━━━━━ Record list

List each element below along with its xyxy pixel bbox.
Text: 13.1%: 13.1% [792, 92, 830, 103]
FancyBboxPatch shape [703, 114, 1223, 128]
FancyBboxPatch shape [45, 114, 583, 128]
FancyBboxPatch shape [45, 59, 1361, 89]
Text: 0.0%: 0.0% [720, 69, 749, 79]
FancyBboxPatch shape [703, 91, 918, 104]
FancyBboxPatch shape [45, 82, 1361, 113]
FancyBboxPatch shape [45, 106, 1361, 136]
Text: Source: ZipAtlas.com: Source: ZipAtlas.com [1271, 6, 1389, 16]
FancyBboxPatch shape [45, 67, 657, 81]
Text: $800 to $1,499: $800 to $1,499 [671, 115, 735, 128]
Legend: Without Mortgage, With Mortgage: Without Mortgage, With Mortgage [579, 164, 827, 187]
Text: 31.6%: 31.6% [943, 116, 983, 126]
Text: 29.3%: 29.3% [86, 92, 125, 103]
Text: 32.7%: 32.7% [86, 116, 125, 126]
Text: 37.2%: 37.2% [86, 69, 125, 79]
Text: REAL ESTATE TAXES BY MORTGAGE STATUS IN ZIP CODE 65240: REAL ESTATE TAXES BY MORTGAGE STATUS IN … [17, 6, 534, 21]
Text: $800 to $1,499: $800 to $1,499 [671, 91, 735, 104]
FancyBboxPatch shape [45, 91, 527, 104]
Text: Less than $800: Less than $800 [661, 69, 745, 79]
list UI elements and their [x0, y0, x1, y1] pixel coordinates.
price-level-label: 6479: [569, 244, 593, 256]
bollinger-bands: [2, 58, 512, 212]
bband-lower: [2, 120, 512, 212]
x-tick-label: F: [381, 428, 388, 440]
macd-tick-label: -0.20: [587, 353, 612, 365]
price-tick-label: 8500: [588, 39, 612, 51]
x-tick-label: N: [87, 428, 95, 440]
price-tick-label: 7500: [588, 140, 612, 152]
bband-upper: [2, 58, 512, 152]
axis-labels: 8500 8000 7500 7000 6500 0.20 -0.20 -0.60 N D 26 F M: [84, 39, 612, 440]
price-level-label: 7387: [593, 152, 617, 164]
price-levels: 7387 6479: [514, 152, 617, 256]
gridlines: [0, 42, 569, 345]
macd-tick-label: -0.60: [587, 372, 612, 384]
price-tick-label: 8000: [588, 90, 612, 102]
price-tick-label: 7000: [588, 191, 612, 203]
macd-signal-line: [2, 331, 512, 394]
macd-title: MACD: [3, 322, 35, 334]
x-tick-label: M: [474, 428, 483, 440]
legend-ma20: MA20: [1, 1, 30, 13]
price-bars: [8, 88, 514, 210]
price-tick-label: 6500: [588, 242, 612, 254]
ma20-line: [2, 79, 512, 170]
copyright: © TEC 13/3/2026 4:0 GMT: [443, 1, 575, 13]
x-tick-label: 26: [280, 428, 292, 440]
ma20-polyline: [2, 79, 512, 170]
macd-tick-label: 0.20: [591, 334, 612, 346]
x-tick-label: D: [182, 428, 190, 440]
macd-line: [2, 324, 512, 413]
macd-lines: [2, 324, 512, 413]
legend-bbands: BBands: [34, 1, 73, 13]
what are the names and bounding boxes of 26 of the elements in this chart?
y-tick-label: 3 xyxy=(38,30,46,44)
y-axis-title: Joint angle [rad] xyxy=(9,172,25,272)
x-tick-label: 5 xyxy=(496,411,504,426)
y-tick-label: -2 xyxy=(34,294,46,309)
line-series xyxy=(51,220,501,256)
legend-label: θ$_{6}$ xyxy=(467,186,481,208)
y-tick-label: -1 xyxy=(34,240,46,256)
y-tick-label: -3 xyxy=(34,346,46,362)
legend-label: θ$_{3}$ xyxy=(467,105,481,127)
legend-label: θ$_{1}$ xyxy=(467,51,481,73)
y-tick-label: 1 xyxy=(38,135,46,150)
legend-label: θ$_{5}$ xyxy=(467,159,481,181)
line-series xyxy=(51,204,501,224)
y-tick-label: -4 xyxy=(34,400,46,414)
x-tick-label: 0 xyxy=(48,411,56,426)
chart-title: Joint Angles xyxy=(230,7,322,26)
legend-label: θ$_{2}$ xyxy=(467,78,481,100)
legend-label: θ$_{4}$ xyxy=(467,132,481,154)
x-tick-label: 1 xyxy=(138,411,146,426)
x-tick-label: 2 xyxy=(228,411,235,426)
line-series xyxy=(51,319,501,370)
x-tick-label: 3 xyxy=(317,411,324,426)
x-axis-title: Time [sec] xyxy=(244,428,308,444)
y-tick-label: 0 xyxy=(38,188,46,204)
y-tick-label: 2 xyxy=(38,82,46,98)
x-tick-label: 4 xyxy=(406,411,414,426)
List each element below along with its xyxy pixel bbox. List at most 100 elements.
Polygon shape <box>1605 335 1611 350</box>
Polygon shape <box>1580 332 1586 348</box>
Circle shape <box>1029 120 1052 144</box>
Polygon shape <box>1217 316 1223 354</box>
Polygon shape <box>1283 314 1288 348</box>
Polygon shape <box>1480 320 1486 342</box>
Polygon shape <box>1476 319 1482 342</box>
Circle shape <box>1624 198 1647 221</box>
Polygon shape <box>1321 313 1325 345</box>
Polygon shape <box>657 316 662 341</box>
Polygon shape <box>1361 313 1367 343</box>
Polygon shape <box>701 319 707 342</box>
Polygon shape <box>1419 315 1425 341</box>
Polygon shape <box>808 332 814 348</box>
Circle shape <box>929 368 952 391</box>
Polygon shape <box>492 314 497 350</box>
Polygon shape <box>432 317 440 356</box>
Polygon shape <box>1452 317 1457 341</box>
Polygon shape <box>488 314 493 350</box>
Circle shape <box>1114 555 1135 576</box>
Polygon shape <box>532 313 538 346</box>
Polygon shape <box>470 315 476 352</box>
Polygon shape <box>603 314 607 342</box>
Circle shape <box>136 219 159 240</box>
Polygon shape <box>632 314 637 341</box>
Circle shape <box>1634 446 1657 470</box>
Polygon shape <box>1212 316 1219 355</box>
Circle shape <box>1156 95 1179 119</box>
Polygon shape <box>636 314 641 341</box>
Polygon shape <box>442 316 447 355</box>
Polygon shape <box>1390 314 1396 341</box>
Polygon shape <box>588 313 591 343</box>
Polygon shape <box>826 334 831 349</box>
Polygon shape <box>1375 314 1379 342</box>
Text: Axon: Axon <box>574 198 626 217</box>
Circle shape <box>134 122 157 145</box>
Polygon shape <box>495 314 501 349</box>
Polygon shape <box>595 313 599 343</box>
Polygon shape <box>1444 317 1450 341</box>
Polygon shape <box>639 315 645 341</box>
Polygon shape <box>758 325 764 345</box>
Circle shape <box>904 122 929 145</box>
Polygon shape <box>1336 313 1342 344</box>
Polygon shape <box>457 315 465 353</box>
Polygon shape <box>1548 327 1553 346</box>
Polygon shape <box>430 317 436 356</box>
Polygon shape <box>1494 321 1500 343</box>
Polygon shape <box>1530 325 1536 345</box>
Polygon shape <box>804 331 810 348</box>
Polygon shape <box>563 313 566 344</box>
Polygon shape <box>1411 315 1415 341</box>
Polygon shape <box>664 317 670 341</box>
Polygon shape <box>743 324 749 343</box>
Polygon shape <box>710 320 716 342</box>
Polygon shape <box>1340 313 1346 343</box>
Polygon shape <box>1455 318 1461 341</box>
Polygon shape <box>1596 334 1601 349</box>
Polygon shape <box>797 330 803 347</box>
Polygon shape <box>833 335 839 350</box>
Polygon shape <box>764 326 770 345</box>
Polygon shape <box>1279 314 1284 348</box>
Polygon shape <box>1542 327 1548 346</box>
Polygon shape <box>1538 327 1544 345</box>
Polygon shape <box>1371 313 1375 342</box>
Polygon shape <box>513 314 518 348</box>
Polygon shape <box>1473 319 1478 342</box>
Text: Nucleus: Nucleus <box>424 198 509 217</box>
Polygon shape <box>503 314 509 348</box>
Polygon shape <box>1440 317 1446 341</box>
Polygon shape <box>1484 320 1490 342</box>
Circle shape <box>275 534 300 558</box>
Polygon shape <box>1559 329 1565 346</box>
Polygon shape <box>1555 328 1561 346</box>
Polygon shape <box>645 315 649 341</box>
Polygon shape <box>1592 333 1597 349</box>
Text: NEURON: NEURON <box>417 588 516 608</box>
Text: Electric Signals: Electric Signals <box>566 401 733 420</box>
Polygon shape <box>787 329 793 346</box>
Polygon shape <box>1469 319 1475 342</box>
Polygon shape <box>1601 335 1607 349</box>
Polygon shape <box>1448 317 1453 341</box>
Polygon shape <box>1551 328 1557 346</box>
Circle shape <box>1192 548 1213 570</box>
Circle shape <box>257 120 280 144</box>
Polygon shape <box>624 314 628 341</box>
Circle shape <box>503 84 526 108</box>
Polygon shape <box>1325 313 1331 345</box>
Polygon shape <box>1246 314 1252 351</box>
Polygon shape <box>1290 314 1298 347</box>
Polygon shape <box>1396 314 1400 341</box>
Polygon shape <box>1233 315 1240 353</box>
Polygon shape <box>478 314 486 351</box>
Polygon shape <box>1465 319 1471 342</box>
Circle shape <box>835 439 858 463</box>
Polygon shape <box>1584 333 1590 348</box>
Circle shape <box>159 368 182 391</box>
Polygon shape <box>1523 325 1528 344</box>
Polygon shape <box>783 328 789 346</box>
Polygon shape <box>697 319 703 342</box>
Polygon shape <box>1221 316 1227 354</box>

━━━━━━━━━━

§ **Directive**
Copy the rows character for character, starting at the very first one and stopping after the line that contains "Text: 0.0%: 0.0% [720, 69, 749, 79]".

§ **Answer to this task**
List each element below along with its xyxy pixel bbox.
Text: 13.1%: 13.1% [792, 92, 830, 103]
FancyBboxPatch shape [703, 114, 1223, 128]
FancyBboxPatch shape [45, 114, 583, 128]
FancyBboxPatch shape [45, 59, 1361, 89]
Text: 0.0%: 0.0% [720, 69, 749, 79]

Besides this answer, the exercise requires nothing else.